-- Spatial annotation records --
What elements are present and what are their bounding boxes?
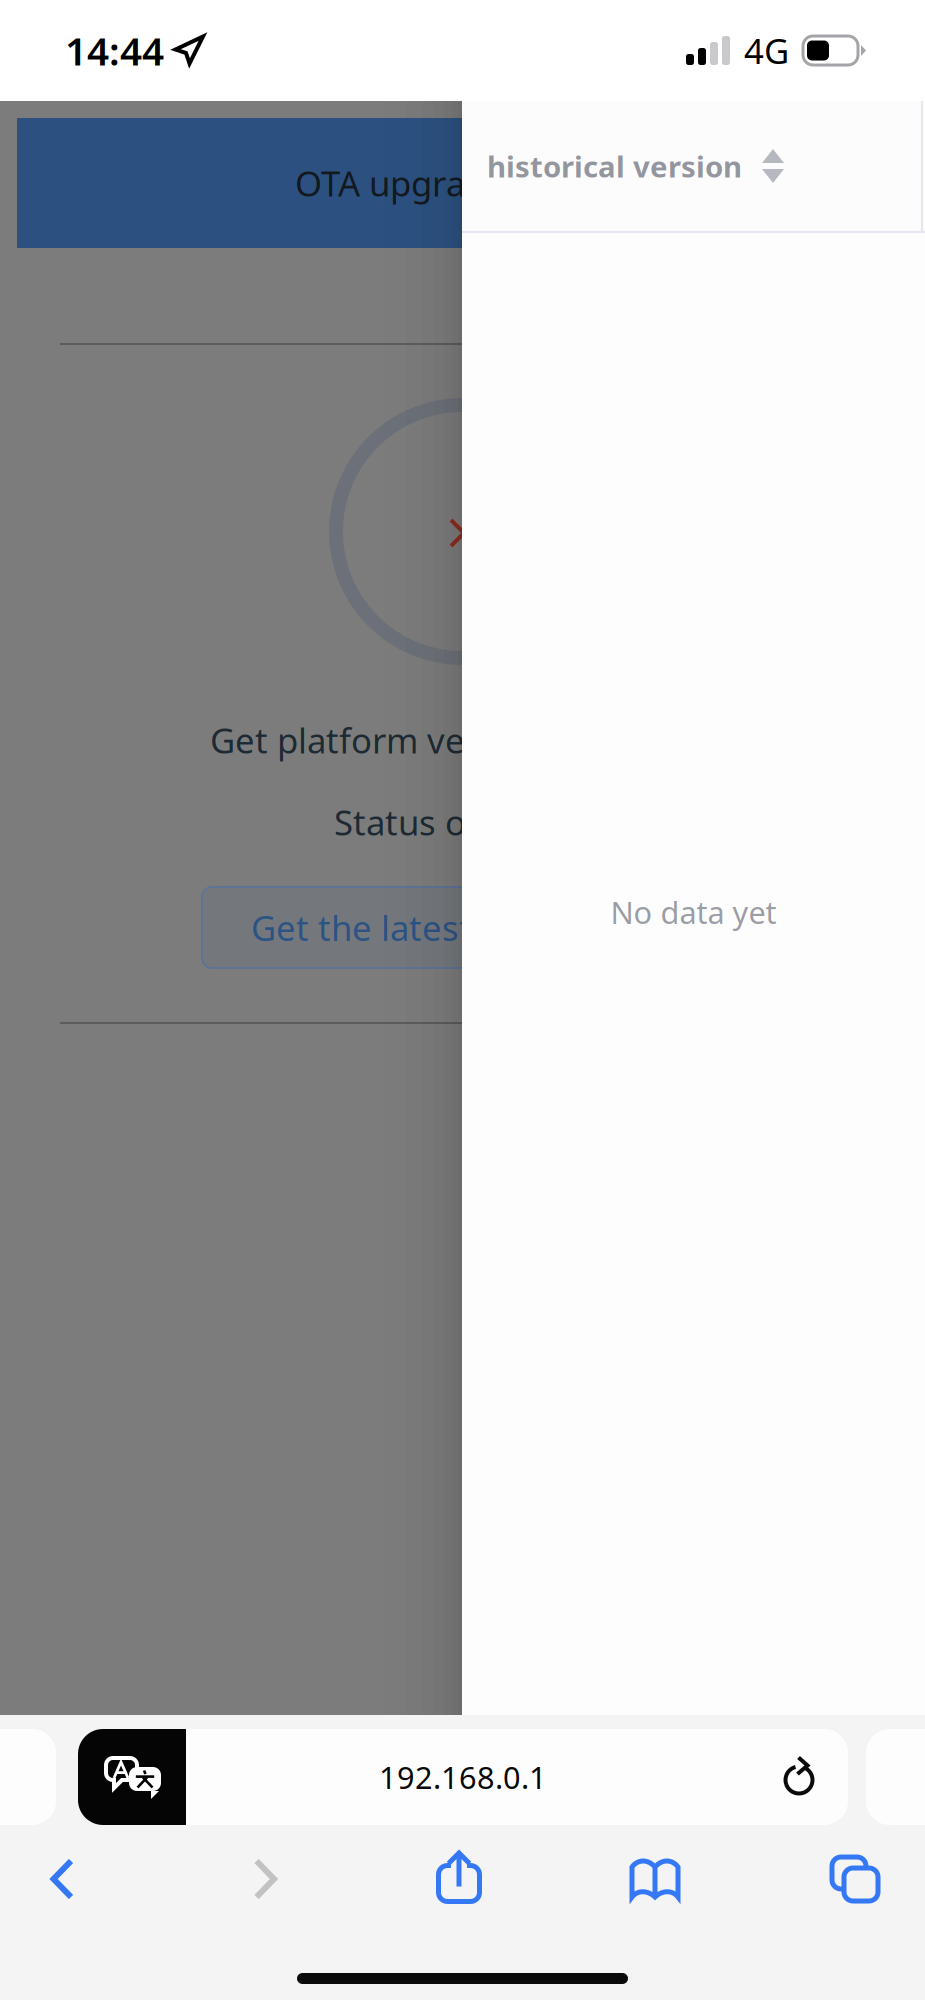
button[interactable]: Back — [7, 1833, 117, 1925]
button[interactable]: Translate — [78, 1729, 186, 1825]
staticText: 192.168.0.1 — [379, 1757, 547, 1797]
button[interactable]: Forward — [210, 1833, 320, 1925]
button[interactable]: 192.168.0.1 — [78, 1729, 848, 1825]
button[interactable]: Tabs — [800, 1833, 910, 1925]
staticText: Get platform version: unknown — [210, 717, 715, 763]
staticText: Status of device — [334, 799, 591, 845]
staticText: OTA upgrade service — [295, 160, 630, 206]
staticText: Get the latest version info — [251, 904, 673, 950]
button[interactable]: Bookmarks — [600, 1833, 710, 1925]
staticText: No data yet — [610, 892, 776, 932]
staticText: 4G — [744, 28, 789, 74]
button[interactable]: Share — [404, 1831, 514, 1923]
staticText: 14:44 — [65, 25, 164, 76]
button[interactable]: historical version — [462, 101, 923, 231]
staticText: historical version — [487, 146, 742, 186]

-- Task details --
Change "historical version" to "version history" throughout the stretch from the line containing "button[interactable]: Back —" through the end of the entries, and give only those lines back with nothing else altered.

-- Expected answer --
button[interactable]: Back — [7, 1833, 117, 1925]
button[interactable]: Translate — [78, 1729, 186, 1825]
staticText: 192.168.0.1 — [379, 1757, 547, 1797]
button[interactable]: Forward — [210, 1833, 320, 1925]
button[interactable]: 192.168.0.1 — [78, 1729, 848, 1825]
button[interactable]: Tabs — [800, 1833, 910, 1925]
staticText: Get platform version: unknown — [210, 717, 715, 763]
staticText: Status of device — [334, 799, 591, 845]
staticText: OTA upgrade service — [295, 160, 630, 206]
staticText: Get the latest version info — [251, 904, 673, 950]
button[interactable]: Bookmarks — [600, 1833, 710, 1925]
staticText: No data yet — [610, 892, 776, 932]
staticText: 4G — [744, 28, 789, 74]
button[interactable]: Share — [404, 1831, 514, 1923]
staticText: 14:44 — [65, 25, 164, 76]
button[interactable]: version history — [462, 101, 923, 231]
staticText: version history — [487, 146, 742, 186]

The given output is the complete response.